PROBLEM REQUIREMENTS: Gather the lines below that include the string "хоть", copying each in full.

::::::::

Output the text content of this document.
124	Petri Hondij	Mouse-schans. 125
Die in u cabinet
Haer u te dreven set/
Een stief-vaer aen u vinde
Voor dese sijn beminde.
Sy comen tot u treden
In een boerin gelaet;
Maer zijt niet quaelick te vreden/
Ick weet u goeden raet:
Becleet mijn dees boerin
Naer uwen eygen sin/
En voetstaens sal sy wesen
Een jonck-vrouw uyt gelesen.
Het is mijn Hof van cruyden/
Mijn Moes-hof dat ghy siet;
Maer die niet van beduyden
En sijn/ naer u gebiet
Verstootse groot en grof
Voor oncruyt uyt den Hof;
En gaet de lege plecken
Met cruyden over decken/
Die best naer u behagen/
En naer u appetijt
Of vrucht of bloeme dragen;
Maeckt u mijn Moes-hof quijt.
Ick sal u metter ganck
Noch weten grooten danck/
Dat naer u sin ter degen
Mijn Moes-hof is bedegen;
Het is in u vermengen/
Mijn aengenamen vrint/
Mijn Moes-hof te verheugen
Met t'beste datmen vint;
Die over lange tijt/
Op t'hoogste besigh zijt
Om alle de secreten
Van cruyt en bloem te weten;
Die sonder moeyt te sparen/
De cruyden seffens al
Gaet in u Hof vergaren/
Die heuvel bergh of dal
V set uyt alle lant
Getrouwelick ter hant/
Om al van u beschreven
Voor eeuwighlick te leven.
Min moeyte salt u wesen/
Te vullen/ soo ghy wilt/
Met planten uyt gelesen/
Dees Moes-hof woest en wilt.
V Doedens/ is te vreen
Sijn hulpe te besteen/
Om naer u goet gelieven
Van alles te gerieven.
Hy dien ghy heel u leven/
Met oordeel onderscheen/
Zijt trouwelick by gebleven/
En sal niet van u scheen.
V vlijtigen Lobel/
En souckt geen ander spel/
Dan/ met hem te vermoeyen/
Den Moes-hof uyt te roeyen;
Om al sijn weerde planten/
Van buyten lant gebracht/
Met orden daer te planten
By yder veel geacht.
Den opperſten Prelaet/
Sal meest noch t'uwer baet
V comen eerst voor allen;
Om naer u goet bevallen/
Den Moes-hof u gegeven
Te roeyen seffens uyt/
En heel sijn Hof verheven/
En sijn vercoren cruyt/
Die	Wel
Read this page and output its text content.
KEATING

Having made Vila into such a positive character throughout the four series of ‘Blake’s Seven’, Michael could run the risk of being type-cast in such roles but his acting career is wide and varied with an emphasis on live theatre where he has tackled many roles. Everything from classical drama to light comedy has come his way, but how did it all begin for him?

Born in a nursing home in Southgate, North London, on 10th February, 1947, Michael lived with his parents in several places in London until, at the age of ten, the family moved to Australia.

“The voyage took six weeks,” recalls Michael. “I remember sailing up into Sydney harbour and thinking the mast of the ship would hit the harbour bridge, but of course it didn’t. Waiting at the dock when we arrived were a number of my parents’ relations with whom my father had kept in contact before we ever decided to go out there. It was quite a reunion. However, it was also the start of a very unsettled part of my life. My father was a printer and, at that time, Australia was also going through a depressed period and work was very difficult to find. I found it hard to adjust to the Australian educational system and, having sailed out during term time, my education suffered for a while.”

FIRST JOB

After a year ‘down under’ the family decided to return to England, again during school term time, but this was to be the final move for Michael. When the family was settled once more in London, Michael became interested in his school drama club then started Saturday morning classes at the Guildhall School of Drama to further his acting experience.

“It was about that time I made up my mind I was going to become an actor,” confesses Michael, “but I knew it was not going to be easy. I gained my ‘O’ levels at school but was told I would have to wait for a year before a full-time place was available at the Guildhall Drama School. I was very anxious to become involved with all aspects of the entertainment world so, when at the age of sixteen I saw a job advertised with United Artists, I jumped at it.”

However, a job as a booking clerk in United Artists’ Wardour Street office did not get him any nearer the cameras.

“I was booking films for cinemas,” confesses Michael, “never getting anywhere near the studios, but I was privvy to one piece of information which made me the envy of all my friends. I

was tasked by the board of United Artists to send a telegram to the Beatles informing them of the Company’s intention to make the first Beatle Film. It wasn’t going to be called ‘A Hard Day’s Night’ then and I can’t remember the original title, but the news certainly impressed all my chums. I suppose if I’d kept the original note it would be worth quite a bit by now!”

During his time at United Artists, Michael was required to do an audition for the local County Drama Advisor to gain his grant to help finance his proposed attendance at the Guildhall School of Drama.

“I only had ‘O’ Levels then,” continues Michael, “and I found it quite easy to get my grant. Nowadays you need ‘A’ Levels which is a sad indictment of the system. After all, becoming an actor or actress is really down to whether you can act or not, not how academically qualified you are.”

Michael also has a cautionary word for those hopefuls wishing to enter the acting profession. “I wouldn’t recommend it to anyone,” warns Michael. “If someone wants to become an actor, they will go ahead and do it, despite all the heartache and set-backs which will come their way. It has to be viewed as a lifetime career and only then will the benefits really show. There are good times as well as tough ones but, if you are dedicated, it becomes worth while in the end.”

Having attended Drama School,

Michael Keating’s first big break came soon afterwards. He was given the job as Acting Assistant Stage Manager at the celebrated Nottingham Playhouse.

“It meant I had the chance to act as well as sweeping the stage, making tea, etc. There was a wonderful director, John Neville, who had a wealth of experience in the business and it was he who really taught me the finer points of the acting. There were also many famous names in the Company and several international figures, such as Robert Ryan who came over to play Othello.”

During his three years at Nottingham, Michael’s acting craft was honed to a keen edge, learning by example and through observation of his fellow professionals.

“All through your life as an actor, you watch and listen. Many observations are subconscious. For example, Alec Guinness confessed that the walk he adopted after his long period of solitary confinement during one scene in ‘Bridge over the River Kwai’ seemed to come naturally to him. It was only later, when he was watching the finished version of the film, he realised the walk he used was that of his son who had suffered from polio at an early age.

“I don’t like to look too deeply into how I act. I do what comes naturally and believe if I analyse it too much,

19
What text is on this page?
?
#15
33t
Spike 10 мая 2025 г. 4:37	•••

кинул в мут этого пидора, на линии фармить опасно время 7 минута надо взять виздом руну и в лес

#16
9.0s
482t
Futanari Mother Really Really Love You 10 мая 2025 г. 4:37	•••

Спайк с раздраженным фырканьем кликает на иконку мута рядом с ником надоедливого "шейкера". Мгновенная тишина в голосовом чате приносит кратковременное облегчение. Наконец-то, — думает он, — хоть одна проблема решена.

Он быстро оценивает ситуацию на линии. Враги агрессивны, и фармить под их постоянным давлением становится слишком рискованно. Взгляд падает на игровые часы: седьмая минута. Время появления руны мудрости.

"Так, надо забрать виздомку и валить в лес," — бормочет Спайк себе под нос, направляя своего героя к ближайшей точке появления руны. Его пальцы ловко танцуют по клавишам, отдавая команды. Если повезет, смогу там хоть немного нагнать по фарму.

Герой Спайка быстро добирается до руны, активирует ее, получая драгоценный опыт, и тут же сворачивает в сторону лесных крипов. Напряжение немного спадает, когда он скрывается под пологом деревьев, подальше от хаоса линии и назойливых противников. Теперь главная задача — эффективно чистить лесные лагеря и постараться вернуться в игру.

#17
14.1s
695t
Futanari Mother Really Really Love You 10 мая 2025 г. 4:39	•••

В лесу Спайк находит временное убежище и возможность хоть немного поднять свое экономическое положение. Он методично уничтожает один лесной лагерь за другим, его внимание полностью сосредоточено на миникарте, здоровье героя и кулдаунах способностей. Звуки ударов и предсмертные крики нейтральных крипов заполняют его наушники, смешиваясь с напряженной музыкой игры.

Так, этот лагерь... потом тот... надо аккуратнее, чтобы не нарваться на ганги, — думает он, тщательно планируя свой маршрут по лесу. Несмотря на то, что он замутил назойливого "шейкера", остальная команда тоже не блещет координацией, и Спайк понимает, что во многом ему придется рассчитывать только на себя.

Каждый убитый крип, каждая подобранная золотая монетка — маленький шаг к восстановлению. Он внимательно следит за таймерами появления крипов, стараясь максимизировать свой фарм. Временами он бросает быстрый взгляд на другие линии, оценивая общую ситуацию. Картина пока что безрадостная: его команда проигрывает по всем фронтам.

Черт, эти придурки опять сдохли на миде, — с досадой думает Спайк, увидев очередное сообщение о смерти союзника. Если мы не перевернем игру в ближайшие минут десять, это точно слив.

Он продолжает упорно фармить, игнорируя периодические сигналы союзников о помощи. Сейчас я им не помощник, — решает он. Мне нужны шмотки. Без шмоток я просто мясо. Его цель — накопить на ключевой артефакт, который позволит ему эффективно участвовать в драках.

::::::::

COMPLETED EXERCISE:
Спайк с раздраженным фырканьем кликает на иконку мута рядом с ником надоедливого "шейкера". Мгновенная тишина в голосовом чате приносит кратковременное облегчение. Наконец-то, — думает он, — хоть одна проблема решена.
"Так, надо забрать виздомку и валить в лес," — бормочет Спайк себе под нос, направляя своего героя к ближайшей точке появления руны. Его пальцы ловко танцуют по клавишам, отдавая команды. Если повезет, смогу там хоть немного нагнать по фарму.
В лесу Спайк находит временное убежище и возможность хоть немного поднять свое экономическое положение. Он методично уничтожает один лесной лагерь за другим, его внимание полностью сосредоточено на миникарте, здоровье героя и кулдаунах способностей. Звуки ударов и предсмертные крики нейтральных крипов заполняют его наушники, смешиваясь с напряженной музыкой игры.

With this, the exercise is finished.